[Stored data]
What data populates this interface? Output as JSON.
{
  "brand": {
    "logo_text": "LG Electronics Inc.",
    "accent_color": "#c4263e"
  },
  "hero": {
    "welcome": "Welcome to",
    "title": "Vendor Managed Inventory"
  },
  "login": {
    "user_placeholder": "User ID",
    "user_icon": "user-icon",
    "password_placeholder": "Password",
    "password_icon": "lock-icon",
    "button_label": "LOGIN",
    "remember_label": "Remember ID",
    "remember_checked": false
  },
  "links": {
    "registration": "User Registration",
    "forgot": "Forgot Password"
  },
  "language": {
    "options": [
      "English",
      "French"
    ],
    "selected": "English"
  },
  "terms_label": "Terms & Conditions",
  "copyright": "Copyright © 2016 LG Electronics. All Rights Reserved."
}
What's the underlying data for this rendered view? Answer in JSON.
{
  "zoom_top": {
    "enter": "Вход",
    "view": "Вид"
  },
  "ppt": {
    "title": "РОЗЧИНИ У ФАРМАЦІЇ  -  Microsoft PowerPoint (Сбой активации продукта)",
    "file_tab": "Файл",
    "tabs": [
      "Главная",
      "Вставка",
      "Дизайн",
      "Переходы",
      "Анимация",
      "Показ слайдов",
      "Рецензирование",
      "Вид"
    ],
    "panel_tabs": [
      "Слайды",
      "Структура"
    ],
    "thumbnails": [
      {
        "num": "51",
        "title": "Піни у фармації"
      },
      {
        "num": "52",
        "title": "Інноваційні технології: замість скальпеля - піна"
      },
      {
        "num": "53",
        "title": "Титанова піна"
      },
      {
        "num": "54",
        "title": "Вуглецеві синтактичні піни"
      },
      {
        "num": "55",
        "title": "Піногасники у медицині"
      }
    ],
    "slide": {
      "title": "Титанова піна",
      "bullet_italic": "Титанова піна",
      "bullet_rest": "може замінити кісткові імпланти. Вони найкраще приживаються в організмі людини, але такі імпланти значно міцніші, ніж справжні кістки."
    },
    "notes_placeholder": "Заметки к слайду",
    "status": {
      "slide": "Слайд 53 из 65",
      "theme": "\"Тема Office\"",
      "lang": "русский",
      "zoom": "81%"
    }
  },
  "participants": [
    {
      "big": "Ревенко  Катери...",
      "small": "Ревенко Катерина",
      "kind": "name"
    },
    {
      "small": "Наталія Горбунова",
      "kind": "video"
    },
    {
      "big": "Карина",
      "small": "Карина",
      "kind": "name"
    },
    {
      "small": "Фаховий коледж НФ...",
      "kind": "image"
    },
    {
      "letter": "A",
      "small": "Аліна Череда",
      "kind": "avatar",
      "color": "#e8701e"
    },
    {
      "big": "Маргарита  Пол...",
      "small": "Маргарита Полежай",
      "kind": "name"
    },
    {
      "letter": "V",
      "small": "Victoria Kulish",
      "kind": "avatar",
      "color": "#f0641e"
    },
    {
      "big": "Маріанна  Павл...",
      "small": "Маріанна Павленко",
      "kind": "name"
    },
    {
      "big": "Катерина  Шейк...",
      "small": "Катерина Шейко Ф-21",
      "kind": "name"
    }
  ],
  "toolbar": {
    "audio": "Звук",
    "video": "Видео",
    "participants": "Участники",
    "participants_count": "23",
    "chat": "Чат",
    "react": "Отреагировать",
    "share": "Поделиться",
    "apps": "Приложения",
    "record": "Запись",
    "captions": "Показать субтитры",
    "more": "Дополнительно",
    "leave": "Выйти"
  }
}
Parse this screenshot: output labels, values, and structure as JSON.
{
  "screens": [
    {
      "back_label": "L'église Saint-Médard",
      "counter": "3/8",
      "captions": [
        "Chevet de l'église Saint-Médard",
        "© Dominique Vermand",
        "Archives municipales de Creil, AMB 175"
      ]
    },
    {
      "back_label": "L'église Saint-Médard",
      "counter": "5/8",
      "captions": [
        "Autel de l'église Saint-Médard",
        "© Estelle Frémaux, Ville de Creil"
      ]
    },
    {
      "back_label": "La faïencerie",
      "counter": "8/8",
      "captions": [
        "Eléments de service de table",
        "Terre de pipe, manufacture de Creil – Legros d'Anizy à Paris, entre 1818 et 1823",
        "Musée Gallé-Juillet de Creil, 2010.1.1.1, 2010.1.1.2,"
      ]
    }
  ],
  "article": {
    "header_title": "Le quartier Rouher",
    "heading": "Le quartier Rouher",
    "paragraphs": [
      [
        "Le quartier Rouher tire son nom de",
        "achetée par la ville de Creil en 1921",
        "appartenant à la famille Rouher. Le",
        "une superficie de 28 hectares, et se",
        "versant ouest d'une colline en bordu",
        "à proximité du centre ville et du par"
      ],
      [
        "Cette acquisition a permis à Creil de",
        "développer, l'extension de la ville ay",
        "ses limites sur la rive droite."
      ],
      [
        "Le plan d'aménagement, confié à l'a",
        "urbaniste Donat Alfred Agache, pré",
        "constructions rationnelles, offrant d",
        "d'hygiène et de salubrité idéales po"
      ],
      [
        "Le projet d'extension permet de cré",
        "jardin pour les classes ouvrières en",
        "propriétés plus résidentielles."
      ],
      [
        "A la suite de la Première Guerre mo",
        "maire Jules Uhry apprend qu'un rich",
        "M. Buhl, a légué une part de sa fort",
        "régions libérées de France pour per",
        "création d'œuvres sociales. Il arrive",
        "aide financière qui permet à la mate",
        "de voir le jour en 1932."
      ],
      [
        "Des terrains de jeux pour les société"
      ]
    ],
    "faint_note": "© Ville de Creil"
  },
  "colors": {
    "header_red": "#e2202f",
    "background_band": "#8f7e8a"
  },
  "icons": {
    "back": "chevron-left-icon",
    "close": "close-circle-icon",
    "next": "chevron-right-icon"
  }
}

(What is asked) Look through the material above and pick out each line holding the word "Rouher".

(Answer for this exercise)
    "header_title": "Le quartier Rouher",
    "heading": "Le quartier Rouher",
        "Le quartier Rouher tire son nom de",
        "appartenant à la famille Rouher. Le",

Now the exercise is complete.